Written request -> Every line that includes the word "title" is to be listed.

Items ->

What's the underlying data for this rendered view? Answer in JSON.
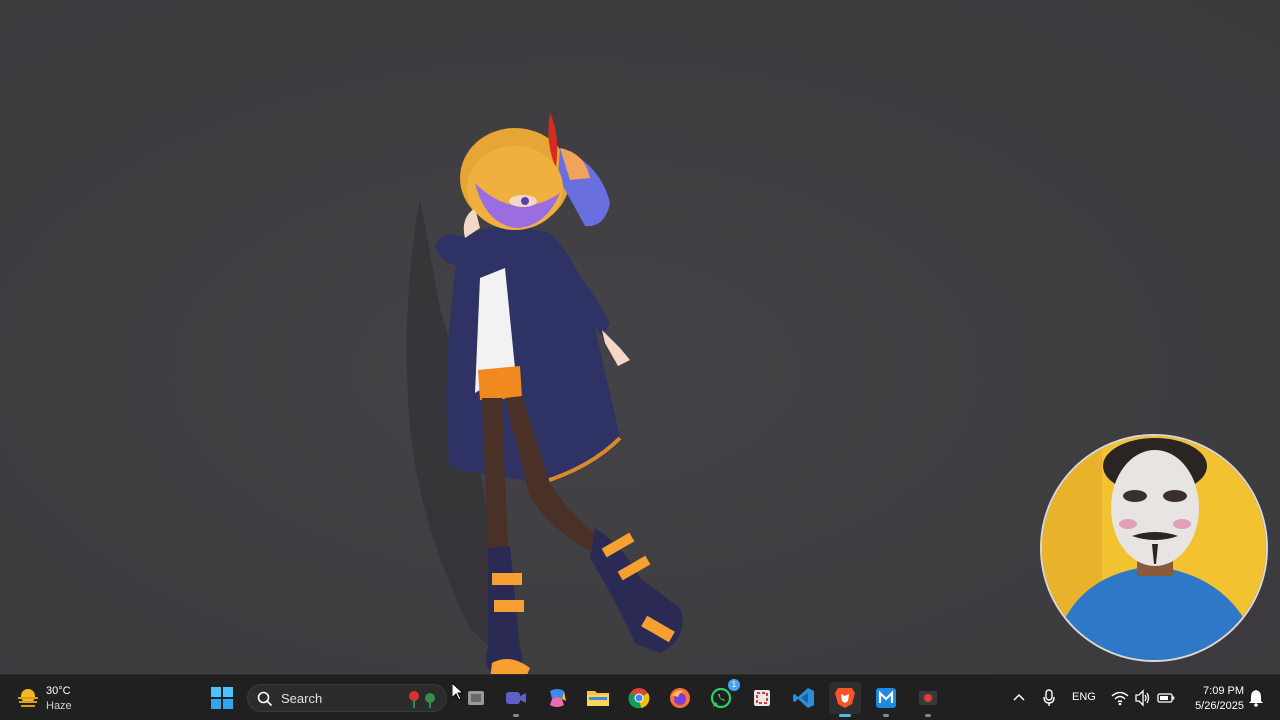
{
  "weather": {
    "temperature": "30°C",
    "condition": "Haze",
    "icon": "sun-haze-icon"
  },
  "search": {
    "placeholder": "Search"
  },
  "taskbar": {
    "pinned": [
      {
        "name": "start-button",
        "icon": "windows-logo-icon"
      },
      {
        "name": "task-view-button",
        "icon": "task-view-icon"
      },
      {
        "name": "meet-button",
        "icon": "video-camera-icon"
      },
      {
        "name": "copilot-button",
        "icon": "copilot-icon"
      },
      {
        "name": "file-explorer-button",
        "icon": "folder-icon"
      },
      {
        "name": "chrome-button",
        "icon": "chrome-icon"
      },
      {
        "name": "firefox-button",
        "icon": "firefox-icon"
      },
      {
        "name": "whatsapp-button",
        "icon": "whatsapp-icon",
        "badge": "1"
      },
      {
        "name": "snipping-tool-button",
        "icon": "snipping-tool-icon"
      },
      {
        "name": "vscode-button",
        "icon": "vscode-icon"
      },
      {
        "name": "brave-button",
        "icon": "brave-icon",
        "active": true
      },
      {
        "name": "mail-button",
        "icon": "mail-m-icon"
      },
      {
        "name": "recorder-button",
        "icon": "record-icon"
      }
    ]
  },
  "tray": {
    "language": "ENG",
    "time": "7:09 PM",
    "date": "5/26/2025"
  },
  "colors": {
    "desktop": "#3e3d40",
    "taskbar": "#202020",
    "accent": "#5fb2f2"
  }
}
* * *
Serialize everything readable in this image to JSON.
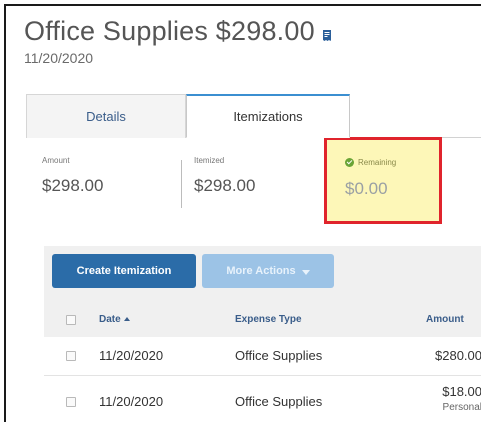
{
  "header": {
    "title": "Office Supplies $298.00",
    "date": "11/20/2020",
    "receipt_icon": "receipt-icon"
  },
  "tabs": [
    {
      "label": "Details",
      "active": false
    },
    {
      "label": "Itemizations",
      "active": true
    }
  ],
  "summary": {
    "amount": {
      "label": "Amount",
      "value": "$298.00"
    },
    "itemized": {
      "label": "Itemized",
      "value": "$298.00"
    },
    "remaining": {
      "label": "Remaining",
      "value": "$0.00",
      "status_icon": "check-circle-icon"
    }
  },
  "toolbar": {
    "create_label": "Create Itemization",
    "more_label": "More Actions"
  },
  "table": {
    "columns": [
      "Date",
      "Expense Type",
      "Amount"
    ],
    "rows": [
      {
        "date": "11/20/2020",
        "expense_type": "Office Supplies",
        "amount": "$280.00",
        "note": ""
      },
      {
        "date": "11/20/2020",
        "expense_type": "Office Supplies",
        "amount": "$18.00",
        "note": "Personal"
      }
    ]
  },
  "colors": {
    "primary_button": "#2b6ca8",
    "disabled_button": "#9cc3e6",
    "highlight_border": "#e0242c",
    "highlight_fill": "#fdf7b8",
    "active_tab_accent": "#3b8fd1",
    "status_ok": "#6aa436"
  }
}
==
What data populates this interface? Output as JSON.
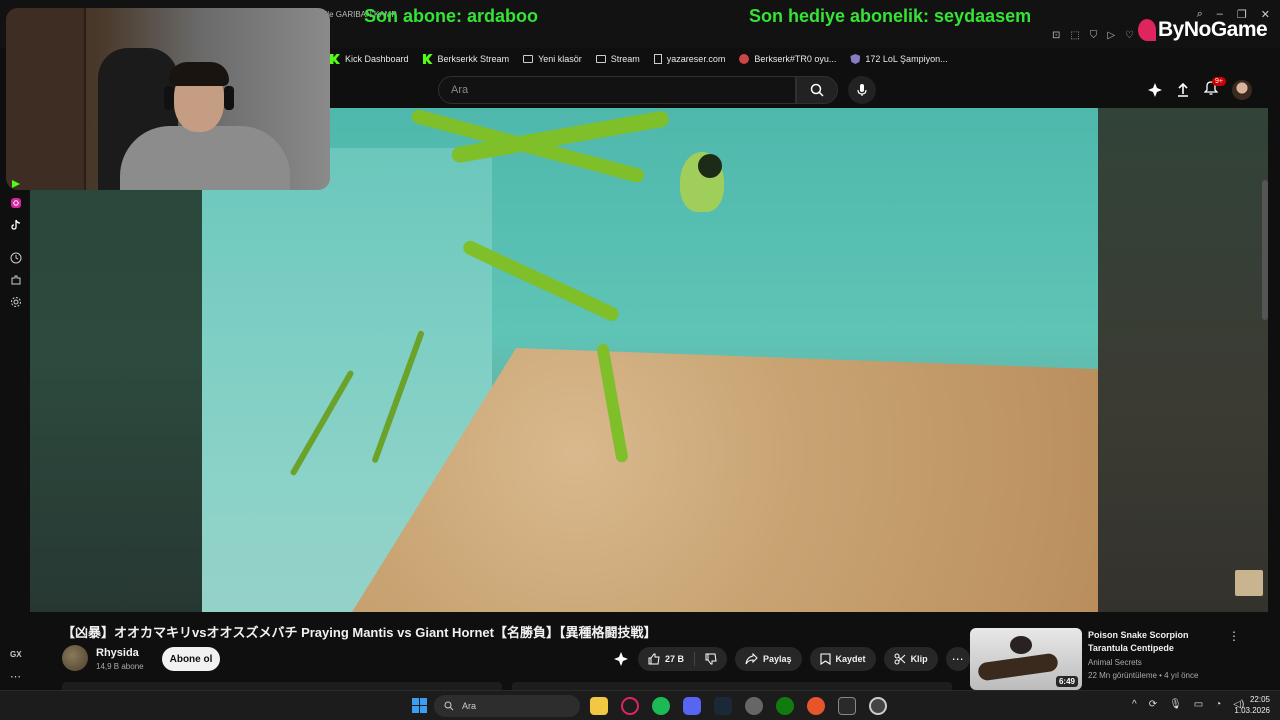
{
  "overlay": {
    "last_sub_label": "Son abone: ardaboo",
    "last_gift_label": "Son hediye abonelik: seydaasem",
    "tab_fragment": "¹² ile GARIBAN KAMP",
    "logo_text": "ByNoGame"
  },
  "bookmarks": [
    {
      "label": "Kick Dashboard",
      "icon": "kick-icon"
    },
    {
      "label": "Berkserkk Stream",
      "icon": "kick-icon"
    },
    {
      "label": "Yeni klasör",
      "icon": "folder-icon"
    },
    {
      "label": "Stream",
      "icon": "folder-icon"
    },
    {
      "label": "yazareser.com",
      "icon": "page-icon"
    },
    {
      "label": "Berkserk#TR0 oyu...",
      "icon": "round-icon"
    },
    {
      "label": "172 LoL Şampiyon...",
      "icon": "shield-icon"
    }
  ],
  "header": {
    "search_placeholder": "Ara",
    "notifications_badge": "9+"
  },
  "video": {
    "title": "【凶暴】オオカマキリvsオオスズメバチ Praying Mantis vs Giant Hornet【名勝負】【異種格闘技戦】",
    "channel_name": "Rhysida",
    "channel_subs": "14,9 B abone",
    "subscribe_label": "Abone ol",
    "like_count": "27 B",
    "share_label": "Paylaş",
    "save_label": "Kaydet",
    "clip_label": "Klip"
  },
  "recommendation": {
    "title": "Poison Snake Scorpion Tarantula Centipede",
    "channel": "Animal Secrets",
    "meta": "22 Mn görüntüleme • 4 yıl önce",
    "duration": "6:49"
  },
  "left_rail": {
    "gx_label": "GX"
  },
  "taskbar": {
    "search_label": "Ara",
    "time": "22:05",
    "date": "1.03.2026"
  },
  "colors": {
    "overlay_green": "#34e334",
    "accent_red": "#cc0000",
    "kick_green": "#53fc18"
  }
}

Result ->
    "title": "Office Supplies $298.00",
    "title": "【凶暴】オオカマキリvsオオスズメバチ Praying Mantis vs Giant Hornet【名勝負】【異種格闘技戦】",
    "title": "Poison Snake Scorpion Tarantula Centipede",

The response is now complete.